* The data *
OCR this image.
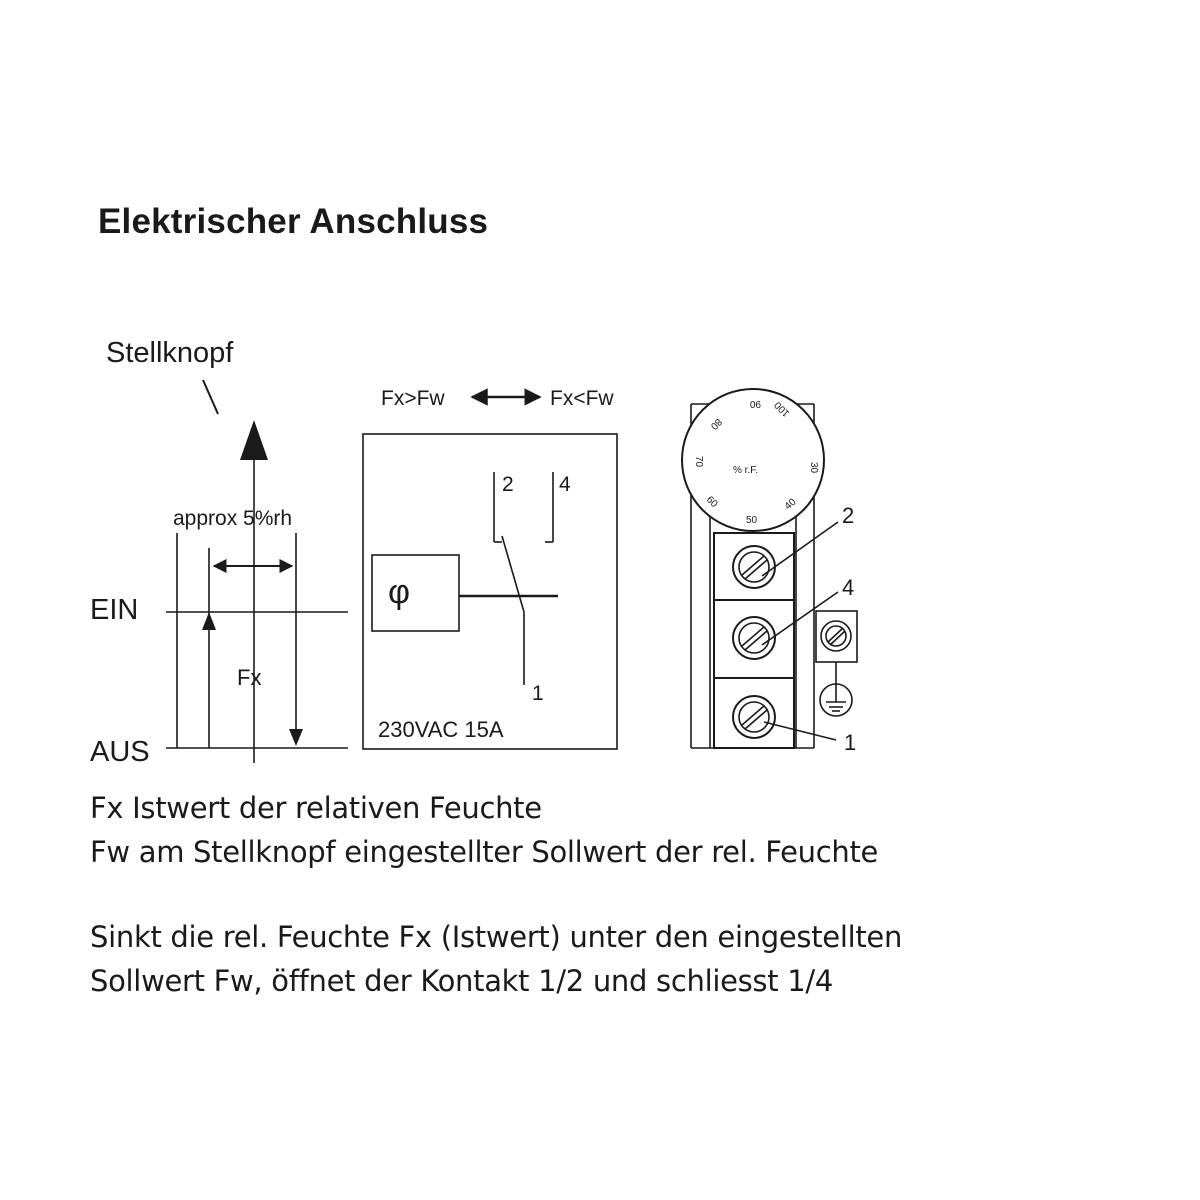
Elektrischer Anschluss
Stellknopf
approx 5%rh
EIN
AUS
Fx
Fx>Fw	Fx<Fw
2 4
1
φ
230VAC 15A
% r.F.	30
40
50
60
70
80
90 100
2
4
1
Fx Istwert der relativen Feuchte
Fw am Stellknopf eingestellter Sollwert der rel. Feuchte
Sinkt die rel. Feuchte Fx (Istwert) unter den eingestellten
Sollwert Fw, öffnet der Kontakt 1/2 und schliesst 1/4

* What is expected *
Reproduce each line word for word and drop the pictures.

* Written solution *
OCR this image.
Elektrischer Anschluss
Stellknopf
approx 5%rh
EIN
AUS
Fx
Fx>Fw	Fx<Fw
2 4
1
φ
230VAC 15A
% r.F.	30
40
50
60
70
80
90 100
2
4
1
Fx Istwert der relativen Feuchte
Fw am Stellknopf eingestellter Sollwert der rel. Feuchte
Sinkt die rel. Feuchte Fx (Istwert) unter den eingestellten
Sollwert Fw, öffnet der Kontakt 1/2 und schliesst 1/4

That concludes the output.